▶ [Aim]
Copy out each line that has "JSON" in it.

▶ [Material to process]
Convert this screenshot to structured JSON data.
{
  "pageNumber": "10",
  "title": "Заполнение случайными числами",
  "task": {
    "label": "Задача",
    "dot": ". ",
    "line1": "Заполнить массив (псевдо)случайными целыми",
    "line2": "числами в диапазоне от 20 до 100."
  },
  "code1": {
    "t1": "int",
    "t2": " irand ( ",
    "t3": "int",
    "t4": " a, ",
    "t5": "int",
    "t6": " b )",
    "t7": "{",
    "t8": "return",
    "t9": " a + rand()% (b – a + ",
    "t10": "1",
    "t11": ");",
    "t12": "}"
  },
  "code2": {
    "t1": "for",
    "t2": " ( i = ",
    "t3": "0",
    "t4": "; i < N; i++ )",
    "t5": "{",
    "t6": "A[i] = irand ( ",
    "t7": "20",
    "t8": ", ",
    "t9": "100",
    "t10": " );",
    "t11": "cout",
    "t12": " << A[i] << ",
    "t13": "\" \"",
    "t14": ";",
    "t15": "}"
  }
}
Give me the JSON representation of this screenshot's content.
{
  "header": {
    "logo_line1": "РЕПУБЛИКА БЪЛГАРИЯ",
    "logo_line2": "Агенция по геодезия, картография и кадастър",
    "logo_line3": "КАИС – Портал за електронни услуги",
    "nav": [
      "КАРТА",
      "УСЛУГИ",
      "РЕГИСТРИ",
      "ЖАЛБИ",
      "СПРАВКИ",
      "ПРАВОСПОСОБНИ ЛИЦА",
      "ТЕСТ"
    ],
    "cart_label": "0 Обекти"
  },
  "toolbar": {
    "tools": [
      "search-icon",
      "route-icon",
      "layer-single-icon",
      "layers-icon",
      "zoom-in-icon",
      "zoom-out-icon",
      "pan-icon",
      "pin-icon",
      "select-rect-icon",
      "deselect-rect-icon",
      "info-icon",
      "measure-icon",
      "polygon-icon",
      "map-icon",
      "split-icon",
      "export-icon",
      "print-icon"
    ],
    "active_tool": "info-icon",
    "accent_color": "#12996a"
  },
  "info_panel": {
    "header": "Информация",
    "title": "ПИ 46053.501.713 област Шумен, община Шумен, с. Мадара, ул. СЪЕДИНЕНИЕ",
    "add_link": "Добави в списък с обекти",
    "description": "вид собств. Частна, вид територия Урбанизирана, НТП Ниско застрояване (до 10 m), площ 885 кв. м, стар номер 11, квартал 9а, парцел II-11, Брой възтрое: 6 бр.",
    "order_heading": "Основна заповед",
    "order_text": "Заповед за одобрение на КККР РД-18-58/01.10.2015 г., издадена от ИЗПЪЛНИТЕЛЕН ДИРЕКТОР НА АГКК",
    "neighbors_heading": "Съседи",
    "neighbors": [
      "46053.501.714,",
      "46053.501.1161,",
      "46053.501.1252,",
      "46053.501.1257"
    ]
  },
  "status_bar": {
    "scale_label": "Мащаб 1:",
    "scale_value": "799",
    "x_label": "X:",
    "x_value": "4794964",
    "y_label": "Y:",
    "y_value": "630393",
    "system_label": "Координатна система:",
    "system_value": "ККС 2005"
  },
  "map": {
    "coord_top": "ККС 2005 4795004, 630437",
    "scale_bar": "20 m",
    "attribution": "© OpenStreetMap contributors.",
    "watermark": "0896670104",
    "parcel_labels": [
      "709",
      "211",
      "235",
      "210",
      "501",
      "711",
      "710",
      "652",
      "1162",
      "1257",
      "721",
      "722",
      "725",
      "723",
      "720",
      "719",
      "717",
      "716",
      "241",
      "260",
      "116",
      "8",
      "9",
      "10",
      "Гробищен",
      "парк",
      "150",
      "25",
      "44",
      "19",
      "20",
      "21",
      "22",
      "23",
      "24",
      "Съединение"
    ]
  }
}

▶ [Written response]
Convert this screenshot to structured JSON data.
Give me the JSON representation of this screenshot's content.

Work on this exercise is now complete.